## Exercise instructions
Arrange the lines below as a JSON list of strings, one string per line, leaving out any blank lines. Start at the first line and stop after the line that contains "y-tick-label: 40,00 <box>123".

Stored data
* * * *

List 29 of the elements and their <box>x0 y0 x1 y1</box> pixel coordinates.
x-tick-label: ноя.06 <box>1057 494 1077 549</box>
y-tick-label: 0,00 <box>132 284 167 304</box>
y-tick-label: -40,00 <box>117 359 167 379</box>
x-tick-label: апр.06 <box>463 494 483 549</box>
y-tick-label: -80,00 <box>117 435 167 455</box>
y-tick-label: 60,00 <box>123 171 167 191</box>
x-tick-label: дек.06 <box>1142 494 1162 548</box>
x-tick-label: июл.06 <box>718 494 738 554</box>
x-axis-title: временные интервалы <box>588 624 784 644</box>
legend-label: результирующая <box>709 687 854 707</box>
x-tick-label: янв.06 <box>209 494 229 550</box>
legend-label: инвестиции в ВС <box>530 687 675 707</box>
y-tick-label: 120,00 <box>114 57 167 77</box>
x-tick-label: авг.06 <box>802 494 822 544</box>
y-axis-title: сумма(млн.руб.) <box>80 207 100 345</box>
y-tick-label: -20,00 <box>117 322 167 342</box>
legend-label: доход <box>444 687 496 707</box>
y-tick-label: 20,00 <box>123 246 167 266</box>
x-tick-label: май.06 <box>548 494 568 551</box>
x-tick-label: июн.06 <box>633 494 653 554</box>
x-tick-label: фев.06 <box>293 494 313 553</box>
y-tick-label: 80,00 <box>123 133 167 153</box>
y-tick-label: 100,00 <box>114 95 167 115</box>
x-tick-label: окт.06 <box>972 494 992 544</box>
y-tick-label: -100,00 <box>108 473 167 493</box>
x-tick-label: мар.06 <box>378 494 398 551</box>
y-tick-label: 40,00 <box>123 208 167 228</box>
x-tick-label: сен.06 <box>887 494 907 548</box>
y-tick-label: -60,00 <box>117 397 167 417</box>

* * * *

## Correct answer
[
  "List 29 of the elements and their <box>x0 y0 x1 y1</box> pixel coordinates.",
  "x-tick-label: ноя.06 <box>1057 494 1077 549</box>",
  "y-tick-label: 0,00 <box>132 284 167 304</box>",
  "y-tick-label: -40,00 <box>117 359 167 379</box>",
  "x-tick-label: апр.06 <box>463 494 483 549</box>",
  "y-tick-label: -80,00 <box>117 435 167 455</box>",
  "y-tick-label: 60,00 <box>123 171 167 191</box>",
  "x-tick-label: дек.06 <box>1142 494 1162 548</box>",
  "x-tick-label: июл.06 <box>718 494 738 554</box>",
  "x-axis-title: временные интервалы <box>588 624 784 644</box>",
  "legend-label: результирующая <box>709 687 854 707</box>",
  "x-tick-label: янв.06 <box>209 494 229 550</box>",
  "legend-label: инвестиции в ВС <box>530 687 675 707</box>",
  "y-tick-label: 120,00 <box>114 57 167 77</box>",
  "x-tick-label: авг.06 <box>802 494 822 544</box>",
  "y-axis-title: сумма(млн.руб.) <box>80 207 100 345</box>",
  "y-tick-label: -20,00 <box>117 322 167 342</box>",
  "legend-label: доход <box>444 687 496 707</box>",
  "y-tick-label: 20,00 <box>123 246 167 266</box>",
  "x-tick-label: май.06 <box>548 494 568 551</box>",
  "x-tick-label: июн.06 <box>633 494 653 554</box>",
  "x-tick-label: фев.06 <box>293 494 313 553</box>",
  "y-tick-label: 80,00 <box>123 133 167 153</box>",
  "y-tick-label: 100,00 <box>114 95 167 115</box>",
  "x-tick-label: окт.06 <box>972 494 992 544</box>",
  "y-tick-label: -100,00 <box>108 473 167 493</box>",
  "x-tick-label: мар.06 <box>378 494 398 551</box>",
  "y-tick-label: 40,00 <box>123 208 167 228</box>"
]